_JOB_
Go through the entries one line at a time, and gather every line that has the word "easily".

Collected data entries
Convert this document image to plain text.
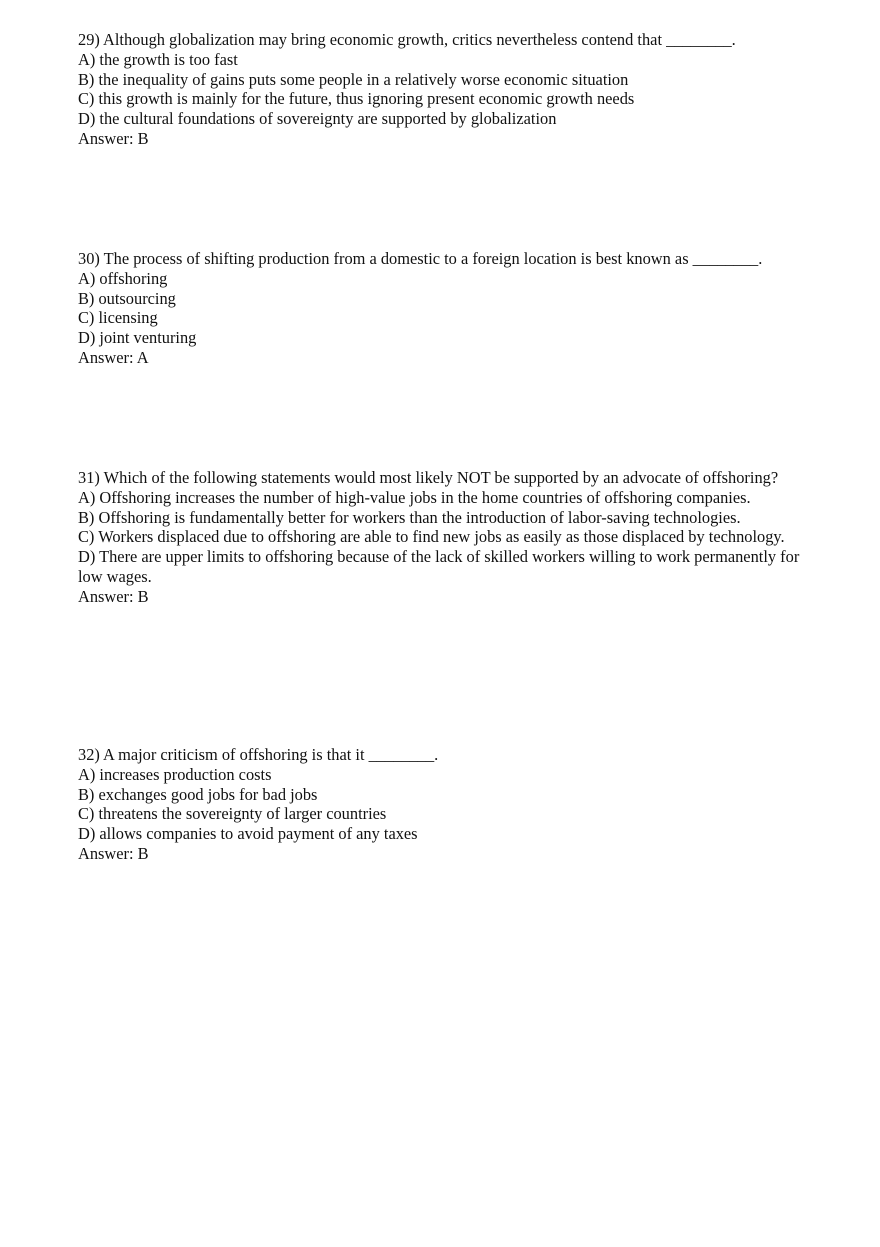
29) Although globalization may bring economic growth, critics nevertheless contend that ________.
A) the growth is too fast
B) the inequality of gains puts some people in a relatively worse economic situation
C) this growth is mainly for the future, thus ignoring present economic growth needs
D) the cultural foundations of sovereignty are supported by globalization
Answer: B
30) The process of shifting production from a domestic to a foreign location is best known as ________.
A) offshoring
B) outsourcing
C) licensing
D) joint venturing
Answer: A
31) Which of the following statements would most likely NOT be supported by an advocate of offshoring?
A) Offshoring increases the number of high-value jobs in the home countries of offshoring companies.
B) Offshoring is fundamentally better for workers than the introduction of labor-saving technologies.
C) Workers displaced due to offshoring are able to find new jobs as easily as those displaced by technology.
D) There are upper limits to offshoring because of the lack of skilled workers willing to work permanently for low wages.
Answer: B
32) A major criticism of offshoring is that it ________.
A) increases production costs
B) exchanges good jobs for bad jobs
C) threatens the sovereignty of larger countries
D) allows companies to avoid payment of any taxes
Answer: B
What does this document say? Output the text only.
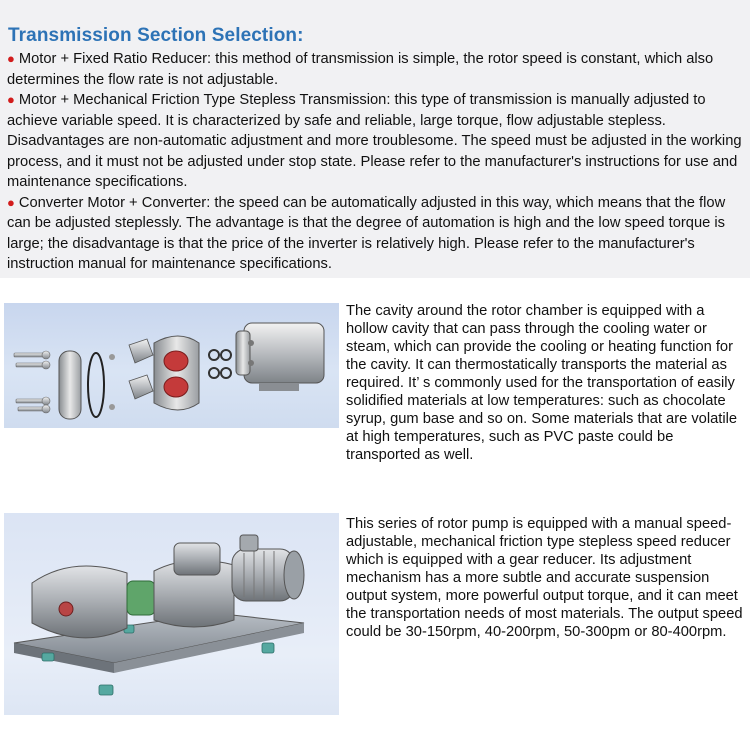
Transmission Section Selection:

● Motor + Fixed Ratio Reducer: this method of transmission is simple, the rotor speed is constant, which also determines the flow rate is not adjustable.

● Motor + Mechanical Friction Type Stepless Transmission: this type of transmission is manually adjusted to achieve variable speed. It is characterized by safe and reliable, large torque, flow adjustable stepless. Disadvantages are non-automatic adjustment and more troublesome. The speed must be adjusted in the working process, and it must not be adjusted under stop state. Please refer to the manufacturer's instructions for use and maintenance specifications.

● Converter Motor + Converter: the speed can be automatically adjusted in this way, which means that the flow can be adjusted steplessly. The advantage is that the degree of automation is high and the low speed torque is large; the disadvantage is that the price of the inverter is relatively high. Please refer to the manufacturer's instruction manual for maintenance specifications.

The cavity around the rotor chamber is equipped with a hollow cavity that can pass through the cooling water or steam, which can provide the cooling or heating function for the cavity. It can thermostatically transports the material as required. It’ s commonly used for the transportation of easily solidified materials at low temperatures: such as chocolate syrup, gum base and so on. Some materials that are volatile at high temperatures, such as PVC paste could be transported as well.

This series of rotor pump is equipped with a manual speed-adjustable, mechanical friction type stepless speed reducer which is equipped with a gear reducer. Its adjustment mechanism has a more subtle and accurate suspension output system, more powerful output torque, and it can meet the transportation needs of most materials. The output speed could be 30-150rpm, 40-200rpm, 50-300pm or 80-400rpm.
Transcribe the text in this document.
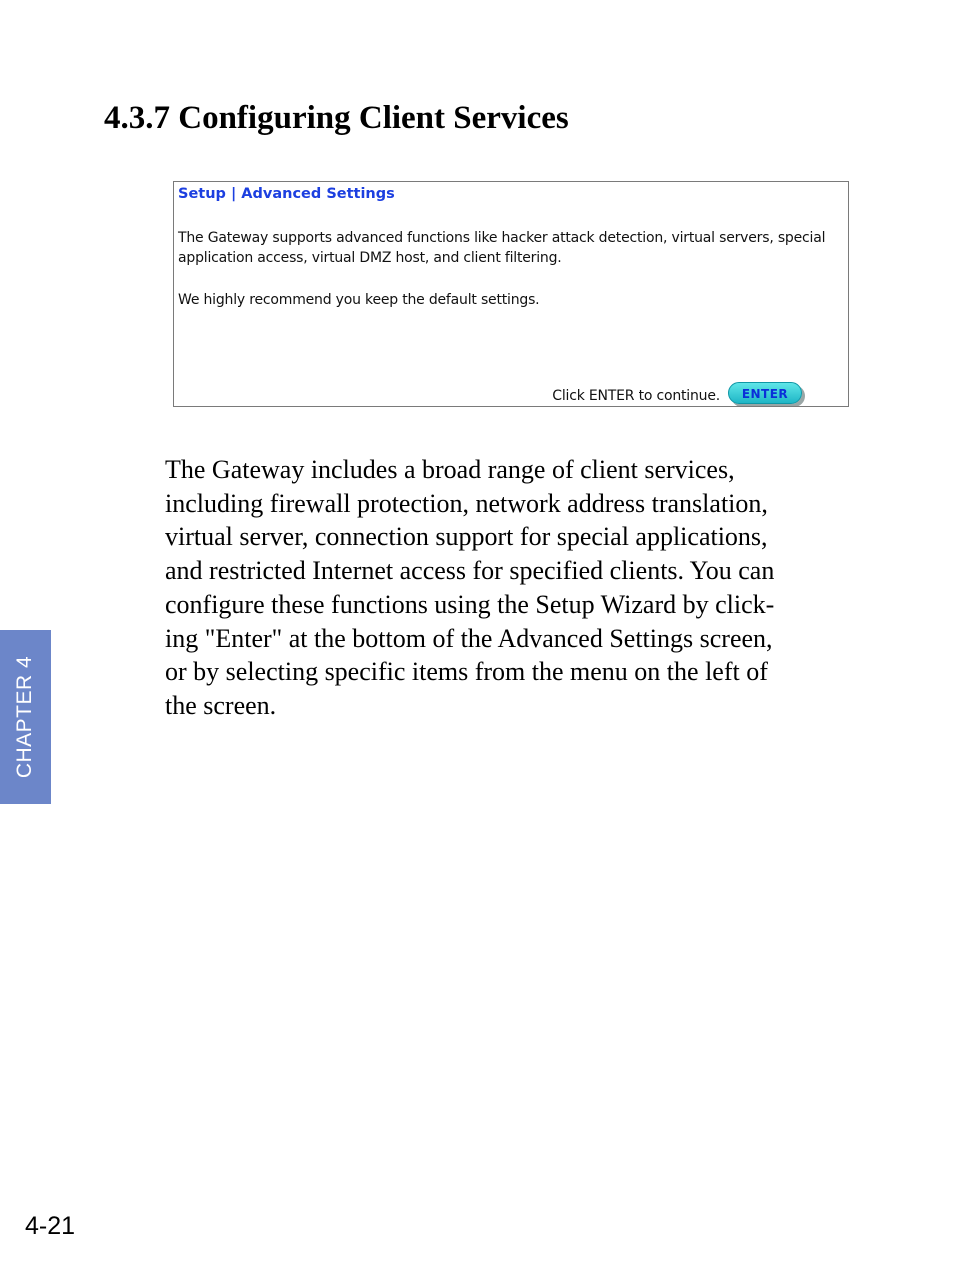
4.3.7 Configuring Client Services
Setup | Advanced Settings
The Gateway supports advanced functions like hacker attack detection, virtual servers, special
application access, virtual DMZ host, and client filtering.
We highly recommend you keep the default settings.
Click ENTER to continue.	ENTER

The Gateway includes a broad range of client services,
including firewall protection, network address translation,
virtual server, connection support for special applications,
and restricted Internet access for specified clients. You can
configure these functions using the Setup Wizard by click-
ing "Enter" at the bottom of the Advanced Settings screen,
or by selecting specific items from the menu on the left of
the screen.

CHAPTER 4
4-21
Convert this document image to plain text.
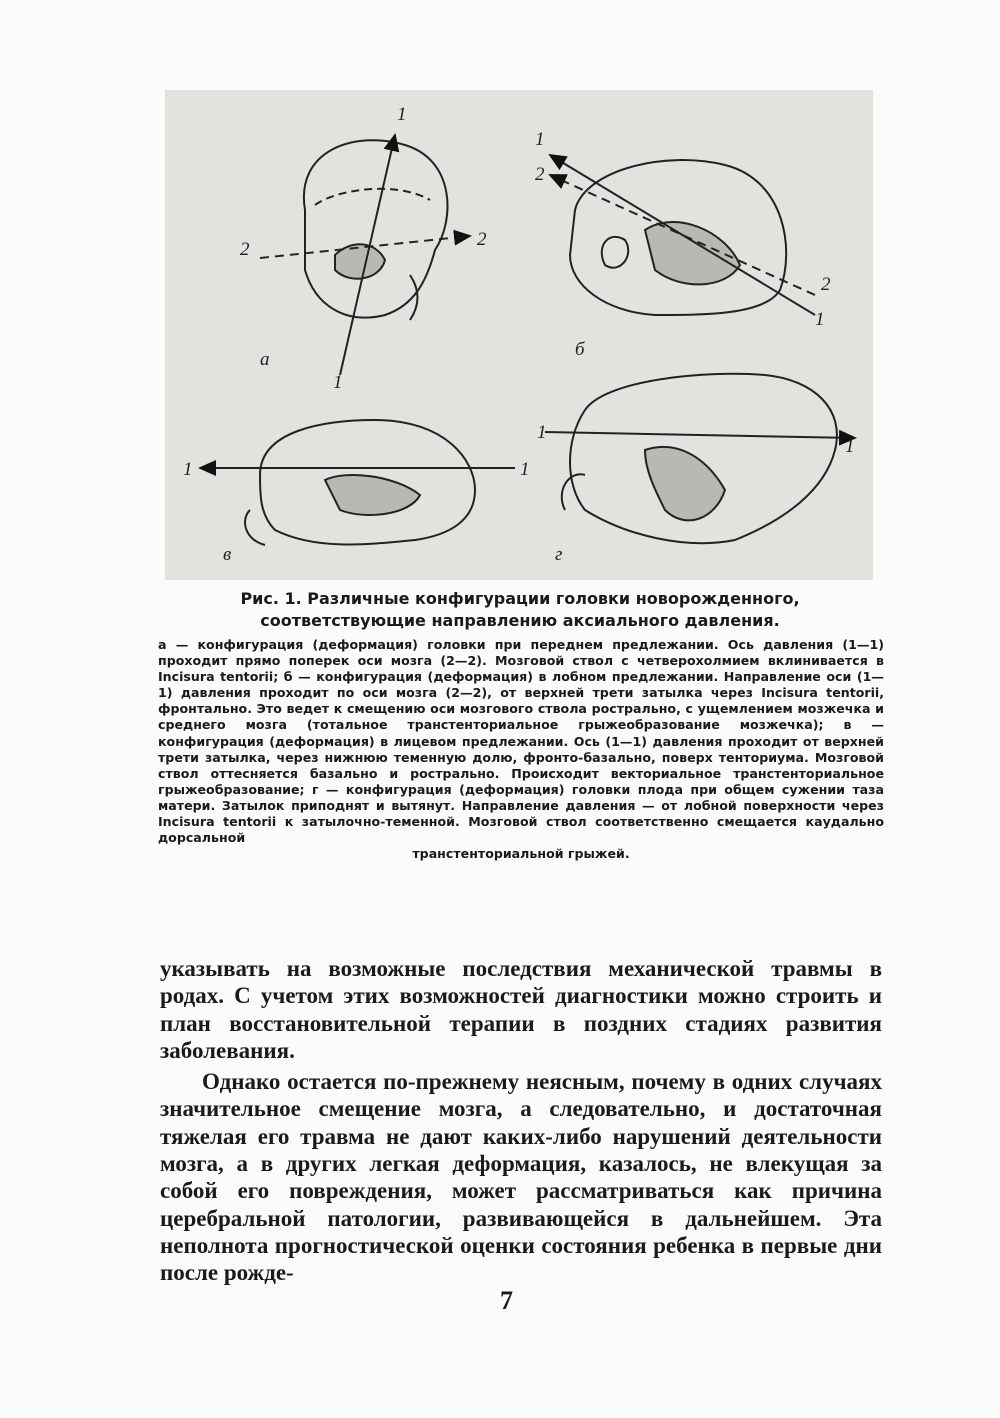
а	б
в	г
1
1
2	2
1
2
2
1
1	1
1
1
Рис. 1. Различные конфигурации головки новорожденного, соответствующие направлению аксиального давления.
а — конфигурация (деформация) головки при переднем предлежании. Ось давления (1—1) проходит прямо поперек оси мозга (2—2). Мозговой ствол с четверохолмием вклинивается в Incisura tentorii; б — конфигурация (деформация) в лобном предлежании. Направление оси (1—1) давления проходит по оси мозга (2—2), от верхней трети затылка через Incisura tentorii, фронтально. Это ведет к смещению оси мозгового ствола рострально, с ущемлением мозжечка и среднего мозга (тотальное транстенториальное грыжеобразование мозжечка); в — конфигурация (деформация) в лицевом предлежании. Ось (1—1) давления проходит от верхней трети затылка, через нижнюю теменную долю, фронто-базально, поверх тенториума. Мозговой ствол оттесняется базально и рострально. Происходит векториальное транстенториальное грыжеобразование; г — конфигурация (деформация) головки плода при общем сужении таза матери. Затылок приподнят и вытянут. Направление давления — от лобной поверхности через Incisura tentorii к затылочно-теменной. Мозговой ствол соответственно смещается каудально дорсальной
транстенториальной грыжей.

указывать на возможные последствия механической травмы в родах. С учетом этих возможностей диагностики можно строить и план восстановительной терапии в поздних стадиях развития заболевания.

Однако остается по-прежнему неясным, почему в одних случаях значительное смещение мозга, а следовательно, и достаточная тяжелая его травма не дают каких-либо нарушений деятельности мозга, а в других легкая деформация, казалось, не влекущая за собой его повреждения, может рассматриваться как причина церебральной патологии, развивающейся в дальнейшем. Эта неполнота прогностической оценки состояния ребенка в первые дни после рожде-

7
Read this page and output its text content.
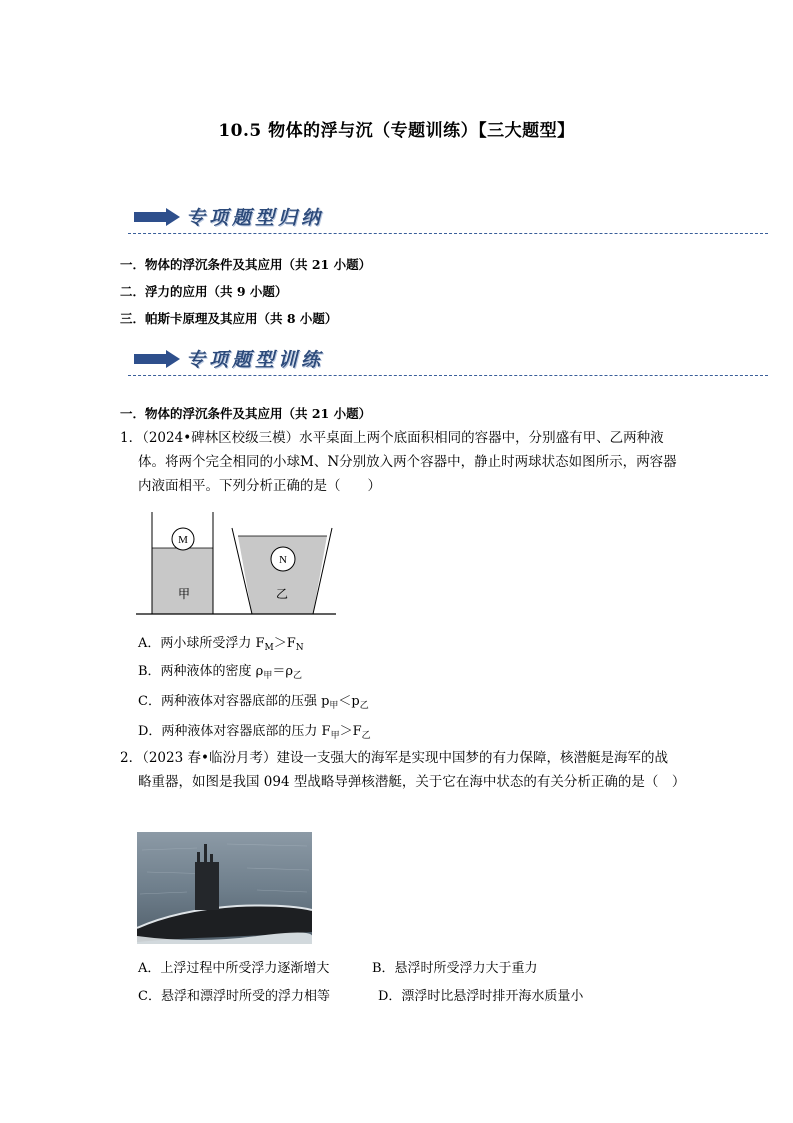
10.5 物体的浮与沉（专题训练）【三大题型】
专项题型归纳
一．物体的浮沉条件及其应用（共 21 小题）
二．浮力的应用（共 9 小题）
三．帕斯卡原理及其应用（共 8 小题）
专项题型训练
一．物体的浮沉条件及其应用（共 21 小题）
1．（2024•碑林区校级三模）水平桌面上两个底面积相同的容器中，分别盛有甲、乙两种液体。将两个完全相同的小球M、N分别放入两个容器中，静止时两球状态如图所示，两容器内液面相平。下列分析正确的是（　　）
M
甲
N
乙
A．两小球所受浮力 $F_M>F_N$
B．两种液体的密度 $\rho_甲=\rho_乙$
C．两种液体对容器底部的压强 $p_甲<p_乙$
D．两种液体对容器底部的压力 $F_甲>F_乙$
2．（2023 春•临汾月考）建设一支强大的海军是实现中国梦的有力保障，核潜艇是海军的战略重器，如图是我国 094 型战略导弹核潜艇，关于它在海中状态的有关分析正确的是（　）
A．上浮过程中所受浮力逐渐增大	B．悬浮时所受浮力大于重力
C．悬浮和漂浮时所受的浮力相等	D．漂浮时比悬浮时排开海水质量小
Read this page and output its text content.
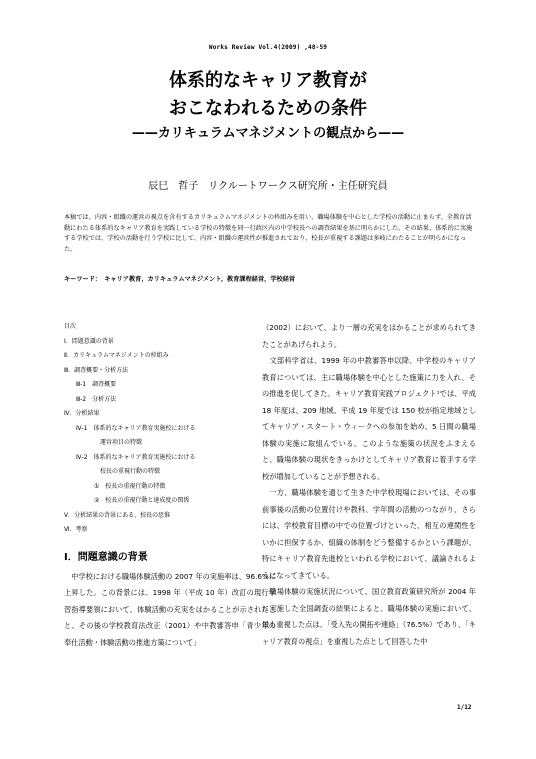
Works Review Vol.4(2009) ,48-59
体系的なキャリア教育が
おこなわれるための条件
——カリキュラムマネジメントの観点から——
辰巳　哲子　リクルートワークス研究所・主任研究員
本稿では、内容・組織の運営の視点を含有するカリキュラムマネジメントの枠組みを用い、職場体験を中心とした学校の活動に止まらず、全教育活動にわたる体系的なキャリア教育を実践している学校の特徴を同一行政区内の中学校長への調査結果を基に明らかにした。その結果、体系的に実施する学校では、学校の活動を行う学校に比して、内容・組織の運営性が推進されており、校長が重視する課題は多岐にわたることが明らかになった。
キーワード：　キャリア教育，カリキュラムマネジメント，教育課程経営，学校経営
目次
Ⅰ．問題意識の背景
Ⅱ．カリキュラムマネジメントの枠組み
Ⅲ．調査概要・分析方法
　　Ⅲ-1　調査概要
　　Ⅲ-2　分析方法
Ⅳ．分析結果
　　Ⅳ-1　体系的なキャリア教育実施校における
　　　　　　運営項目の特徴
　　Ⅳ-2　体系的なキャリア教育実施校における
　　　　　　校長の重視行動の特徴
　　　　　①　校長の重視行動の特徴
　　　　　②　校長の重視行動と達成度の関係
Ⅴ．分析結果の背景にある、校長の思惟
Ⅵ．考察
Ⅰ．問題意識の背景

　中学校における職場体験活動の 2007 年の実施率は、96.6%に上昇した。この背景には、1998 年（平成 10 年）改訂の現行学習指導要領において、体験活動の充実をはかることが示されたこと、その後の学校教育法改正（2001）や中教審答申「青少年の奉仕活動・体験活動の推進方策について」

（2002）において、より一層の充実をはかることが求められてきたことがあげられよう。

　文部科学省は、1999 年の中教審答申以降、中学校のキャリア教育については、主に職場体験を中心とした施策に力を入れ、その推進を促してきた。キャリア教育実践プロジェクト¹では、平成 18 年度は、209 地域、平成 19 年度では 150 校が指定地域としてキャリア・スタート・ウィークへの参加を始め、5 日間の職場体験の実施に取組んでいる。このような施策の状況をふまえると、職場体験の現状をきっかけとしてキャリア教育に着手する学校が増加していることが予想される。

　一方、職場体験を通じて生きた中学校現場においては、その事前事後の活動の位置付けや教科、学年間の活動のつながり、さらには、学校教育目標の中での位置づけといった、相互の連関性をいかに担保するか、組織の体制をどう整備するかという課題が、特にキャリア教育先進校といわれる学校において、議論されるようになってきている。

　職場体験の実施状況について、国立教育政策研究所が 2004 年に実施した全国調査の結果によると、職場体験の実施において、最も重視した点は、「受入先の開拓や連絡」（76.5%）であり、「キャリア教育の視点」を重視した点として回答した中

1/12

_RESULT OF THIS EXERCISE_
C) Workers displaced due to offshoring are able to find new jobs as easily as those displaced by technology.
The cavity around the rotor chamber is equipped with a hollow cavity that can pass through the cooling water or steam, which can provide the cooling or heating function for the cavity. It can thermostatically transports the material as required. It’ s commonly used for the transportation of easily solidified materials at low temperatures: such as chocolate syrup, gum base and so on. Some materials that are volatile at high temperatures, such as PVC paste could be transported as well.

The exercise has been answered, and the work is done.